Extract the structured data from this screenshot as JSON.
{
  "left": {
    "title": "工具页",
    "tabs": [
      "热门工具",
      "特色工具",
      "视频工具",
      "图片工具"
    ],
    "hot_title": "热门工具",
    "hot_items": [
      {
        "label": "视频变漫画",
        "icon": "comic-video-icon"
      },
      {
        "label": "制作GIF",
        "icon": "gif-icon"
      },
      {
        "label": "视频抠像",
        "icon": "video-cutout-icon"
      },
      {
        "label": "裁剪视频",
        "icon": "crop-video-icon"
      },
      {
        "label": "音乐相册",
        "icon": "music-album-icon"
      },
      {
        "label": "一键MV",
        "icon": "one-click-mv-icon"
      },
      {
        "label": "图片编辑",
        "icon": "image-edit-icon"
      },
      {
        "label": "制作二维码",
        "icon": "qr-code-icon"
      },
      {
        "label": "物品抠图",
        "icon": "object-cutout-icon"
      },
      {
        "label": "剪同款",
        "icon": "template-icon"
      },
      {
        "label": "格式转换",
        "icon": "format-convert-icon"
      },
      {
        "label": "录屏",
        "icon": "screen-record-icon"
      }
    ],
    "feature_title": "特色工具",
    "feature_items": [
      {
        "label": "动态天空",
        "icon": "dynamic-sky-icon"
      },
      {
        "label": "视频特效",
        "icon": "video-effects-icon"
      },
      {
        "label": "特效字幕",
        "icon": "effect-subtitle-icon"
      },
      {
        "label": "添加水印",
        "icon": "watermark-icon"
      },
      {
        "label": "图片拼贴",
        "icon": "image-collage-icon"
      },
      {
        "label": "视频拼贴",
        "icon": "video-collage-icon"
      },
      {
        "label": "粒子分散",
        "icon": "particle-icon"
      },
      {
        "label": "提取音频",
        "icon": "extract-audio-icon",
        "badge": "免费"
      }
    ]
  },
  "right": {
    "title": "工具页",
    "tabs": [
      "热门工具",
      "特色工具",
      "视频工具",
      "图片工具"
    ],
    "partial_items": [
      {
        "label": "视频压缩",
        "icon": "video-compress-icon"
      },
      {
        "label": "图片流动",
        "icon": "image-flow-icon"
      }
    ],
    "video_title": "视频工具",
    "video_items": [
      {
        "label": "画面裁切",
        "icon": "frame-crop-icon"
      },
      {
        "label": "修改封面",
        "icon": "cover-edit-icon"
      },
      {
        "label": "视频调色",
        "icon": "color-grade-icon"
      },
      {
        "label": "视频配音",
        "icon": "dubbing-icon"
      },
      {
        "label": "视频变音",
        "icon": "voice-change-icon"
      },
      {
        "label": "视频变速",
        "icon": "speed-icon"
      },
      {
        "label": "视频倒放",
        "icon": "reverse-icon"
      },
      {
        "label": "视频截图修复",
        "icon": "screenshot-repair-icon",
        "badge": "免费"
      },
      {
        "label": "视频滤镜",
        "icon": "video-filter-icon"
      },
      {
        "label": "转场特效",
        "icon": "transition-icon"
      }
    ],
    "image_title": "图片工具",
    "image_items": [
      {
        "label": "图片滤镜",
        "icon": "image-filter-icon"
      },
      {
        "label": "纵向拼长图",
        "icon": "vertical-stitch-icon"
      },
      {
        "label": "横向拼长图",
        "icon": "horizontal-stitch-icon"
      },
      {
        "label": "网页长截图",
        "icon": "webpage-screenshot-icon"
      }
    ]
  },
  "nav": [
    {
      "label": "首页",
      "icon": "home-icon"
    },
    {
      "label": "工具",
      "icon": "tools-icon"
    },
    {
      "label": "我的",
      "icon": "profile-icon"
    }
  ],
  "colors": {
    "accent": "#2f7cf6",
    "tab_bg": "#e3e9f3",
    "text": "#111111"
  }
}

— Requirement —
Every record shown above should be written out again exactly.

— Response to this task —
Extract the structured data from this screenshot as JSON.
{
  "left": {
    "title": "工具页",
    "tabs": [
      "热门工具",
      "特色工具",
      "视频工具",
      "图片工具"
    ],
    "hot_title": "热门工具",
    "hot_items": [
      {
        "label": "视频变漫画",
        "icon": "comic-video-icon"
      },
      {
        "label": "制作GIF",
        "icon": "gif-icon"
      },
      {
        "label": "视频抠像",
        "icon": "video-cutout-icon"
      },
      {
        "label": "裁剪视频",
        "icon": "crop-video-icon"
      },
      {
        "label": "音乐相册",
        "icon": "music-album-icon"
      },
      {
        "label": "一键MV",
        "icon": "one-click-mv-icon"
      },
      {
        "label": "图片编辑",
        "icon": "image-edit-icon"
      },
      {
        "label": "制作二维码",
        "icon": "qr-code-icon"
      },
      {
        "label": "物品抠图",
        "icon": "object-cutout-icon"
      },
      {
        "label": "剪同款",
        "icon": "template-icon"
      },
      {
        "label": "格式转换",
        "icon": "format-convert-icon"
      },
      {
        "label": "录屏",
        "icon": "screen-record-icon"
      }
    ],
    "feature_title": "特色工具",
    "feature_items": [
      {
        "label": "动态天空",
        "icon": "dynamic-sky-icon"
      },
      {
        "label": "视频特效",
        "icon": "video-effects-icon"
      },
      {
        "label": "特效字幕",
        "icon": "effect-subtitle-icon"
      },
      {
        "label": "添加水印",
        "icon": "watermark-icon"
      },
      {
        "label": "图片拼贴",
        "icon": "image-collage-icon"
      },
      {
        "label": "视频拼贴",
        "icon": "video-collage-icon"
      },
      {
        "label": "粒子分散",
        "icon": "particle-icon"
      },
      {
        "label": "提取音频",
        "icon": "extract-audio-icon",
        "badge": "免费"
      }
    ]
  },
  "right": {
    "title": "工具页",
    "tabs": [
      "热门工具",
      "特色工具",
      "视频工具",
      "图片工具"
    ],
    "partial_items": [
      {
        "label": "视频压缩",
        "icon": "video-compress-icon"
      },
      {
        "label": "图片流动",
        "icon": "image-flow-icon"
      }
    ],
    "video_title": "视频工具",
    "video_items": [
      {
        "label": "画面裁切",
        "icon": "frame-crop-icon"
      },
      {
        "label": "修改封面",
        "icon": "cover-edit-icon"
      },
      {
        "label": "视频调色",
        "icon": "color-grade-icon"
      },
      {
        "label": "视频配音",
        "icon": "dubbing-icon"
      },
      {
        "label": "视频变音",
        "icon": "voice-change-icon"
      },
      {
        "label": "视频变速",
        "icon": "speed-icon"
      },
      {
        "label": "视频倒放",
        "icon": "reverse-icon"
      },
      {
        "label": "视频截图修复",
        "icon": "screenshot-repair-icon",
        "badge": "免费"
      },
      {
        "label": "视频滤镜",
        "icon": "video-filter-icon"
      },
      {
        "label": "转场特效",
        "icon": "transition-icon"
      }
    ],
    "image_title": "图片工具",
    "image_items": [
      {
        "label": "图片滤镜",
        "icon": "image-filter-icon"
      },
      {
        "label": "纵向拼长图",
        "icon": "vertical-stitch-icon"
      },
      {
        "label": "横向拼长图",
        "icon": "horizontal-stitch-icon"
      },
      {
        "label": "网页长截图",
        "icon": "webpage-screenshot-icon"
      }
    ]
  },
  "nav": [
    {
      "label": "首页",
      "icon": "home-icon"
    },
    {
      "label": "工具",
      "icon": "tools-icon"
    },
    {
      "label": "我的",
      "icon": "profile-icon"
    }
  ],
  "colors": {
    "accent": "#2f7cf6",
    "tab_bg": "#e3e9f3",
    "text": "#111111"
  }
}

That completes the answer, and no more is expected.